Written instruction:
Edit the items from the line with "List 47 of the" up to and including the line with "- disc-drive-icon: [894, 272, 911, 291]": change every "source-label" to "location-label" and keep everything else the same. Return only those lines.

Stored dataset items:
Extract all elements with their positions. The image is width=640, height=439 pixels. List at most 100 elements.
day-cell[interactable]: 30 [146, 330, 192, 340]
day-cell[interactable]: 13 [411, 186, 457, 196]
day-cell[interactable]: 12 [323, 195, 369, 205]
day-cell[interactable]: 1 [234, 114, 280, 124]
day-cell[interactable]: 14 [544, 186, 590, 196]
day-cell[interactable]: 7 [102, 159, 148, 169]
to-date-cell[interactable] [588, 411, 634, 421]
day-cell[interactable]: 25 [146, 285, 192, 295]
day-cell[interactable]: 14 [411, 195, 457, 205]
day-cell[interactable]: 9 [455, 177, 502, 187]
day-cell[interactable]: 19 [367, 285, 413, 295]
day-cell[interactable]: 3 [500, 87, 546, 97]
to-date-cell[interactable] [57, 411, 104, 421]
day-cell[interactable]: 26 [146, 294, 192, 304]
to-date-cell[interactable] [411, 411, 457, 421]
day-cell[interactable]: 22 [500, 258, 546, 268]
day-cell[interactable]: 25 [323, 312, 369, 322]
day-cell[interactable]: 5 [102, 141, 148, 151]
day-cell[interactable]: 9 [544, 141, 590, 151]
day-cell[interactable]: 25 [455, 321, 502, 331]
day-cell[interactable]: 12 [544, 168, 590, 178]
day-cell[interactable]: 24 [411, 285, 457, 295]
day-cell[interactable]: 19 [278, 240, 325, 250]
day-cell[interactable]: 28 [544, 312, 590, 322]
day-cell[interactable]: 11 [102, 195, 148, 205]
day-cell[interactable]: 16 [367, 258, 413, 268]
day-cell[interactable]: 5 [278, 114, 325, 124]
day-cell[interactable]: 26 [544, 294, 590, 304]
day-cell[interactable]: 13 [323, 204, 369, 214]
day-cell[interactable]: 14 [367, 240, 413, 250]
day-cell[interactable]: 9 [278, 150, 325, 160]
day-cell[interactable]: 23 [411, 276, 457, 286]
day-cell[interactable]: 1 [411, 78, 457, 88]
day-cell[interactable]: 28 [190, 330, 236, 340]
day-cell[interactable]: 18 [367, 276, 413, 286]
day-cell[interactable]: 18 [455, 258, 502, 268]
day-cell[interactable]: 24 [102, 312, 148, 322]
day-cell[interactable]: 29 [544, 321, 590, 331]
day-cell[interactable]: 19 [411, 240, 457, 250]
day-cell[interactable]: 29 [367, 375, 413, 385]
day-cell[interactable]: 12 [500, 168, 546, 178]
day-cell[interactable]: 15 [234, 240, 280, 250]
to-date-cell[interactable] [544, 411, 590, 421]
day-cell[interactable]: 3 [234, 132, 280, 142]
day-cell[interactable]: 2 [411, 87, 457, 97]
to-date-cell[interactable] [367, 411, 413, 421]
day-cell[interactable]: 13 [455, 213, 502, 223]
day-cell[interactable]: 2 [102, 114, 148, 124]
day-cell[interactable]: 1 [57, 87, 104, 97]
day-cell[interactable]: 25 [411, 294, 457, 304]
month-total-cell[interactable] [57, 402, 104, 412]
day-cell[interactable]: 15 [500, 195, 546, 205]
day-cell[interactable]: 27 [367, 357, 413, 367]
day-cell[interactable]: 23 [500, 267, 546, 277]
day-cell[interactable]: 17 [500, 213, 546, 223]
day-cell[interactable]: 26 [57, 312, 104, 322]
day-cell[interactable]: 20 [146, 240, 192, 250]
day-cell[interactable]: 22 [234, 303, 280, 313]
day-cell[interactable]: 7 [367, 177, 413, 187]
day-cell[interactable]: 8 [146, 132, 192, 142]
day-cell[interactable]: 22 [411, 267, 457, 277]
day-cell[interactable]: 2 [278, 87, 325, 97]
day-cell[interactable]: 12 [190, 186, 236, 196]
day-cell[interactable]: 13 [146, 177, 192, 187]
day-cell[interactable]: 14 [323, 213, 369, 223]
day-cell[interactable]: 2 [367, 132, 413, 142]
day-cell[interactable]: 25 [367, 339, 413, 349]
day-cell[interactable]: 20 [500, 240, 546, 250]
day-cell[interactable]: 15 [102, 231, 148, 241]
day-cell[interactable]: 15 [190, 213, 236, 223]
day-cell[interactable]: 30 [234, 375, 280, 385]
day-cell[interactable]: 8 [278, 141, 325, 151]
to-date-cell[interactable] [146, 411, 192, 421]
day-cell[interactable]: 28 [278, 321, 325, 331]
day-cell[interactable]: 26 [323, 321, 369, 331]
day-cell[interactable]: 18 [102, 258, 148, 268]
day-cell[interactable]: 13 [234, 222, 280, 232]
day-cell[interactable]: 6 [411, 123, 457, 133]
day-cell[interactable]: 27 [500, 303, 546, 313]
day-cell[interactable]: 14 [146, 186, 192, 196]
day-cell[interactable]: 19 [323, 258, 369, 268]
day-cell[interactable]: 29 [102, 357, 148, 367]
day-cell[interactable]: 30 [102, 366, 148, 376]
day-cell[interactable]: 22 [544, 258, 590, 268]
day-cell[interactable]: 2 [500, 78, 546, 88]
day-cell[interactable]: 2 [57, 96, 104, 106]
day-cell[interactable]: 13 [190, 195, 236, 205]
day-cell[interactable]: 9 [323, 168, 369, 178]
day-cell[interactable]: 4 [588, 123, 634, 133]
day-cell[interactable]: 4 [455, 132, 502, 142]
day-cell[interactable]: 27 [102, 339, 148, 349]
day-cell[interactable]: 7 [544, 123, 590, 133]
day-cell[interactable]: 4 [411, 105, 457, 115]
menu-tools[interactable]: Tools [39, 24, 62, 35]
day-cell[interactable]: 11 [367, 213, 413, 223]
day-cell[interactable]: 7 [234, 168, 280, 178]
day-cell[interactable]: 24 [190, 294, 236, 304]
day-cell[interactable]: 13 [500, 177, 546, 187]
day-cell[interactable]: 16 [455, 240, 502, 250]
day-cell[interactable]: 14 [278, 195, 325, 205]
--
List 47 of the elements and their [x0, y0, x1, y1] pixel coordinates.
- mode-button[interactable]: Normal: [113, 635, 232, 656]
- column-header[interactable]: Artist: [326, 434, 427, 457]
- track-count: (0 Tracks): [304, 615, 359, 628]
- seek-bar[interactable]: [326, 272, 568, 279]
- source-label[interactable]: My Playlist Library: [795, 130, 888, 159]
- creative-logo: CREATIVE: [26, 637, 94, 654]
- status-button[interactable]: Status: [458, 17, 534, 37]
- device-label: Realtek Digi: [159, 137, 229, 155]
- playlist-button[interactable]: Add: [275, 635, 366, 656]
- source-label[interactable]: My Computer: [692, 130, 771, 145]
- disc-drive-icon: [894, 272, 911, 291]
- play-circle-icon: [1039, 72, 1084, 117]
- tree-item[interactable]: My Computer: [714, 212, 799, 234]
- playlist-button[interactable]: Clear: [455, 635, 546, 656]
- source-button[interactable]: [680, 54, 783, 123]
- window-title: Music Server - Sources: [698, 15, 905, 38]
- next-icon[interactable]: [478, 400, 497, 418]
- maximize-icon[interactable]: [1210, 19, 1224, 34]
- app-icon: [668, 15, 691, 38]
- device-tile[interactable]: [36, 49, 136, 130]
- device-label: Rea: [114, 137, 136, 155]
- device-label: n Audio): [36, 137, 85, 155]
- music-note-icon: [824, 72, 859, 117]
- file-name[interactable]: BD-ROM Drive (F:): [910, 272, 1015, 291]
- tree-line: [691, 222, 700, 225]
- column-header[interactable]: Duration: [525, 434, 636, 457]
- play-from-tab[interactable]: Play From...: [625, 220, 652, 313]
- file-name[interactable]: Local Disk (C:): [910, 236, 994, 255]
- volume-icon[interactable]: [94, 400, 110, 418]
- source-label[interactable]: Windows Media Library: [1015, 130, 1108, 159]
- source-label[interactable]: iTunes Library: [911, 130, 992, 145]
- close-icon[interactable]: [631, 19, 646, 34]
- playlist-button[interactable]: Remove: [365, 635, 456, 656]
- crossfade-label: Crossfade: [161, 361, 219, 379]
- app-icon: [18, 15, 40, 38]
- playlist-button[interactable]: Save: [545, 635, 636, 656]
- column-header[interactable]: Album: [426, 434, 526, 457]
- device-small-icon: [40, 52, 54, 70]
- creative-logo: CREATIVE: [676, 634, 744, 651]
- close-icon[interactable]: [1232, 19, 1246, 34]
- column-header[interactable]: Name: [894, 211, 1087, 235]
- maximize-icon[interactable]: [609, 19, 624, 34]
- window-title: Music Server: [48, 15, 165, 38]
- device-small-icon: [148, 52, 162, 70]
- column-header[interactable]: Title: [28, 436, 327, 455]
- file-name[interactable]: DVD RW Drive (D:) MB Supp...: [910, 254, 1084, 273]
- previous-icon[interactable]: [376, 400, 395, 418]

Solution to this task:
List 47 of the elements and their [x0, y0, x1, y1] pixel coordinates.
- mode-button[interactable]: Normal: [113, 635, 232, 656]
- column-header[interactable]: Artist: [326, 434, 427, 457]
- track-count: (0 Tracks): [304, 615, 359, 628]
- seek-bar[interactable]: [326, 272, 568, 279]
- location-label[interactable]: My Playlist Library: [795, 130, 888, 159]
- creative-logo: CREATIVE: [26, 637, 94, 654]
- status-button[interactable]: Status: [458, 17, 534, 37]
- device-label: Realtek Digi: [159, 137, 229, 155]
- playlist-button[interactable]: Add: [275, 635, 366, 656]
- location-label[interactable]: My Computer: [692, 130, 771, 145]
- disc-drive-icon: [894, 272, 911, 291]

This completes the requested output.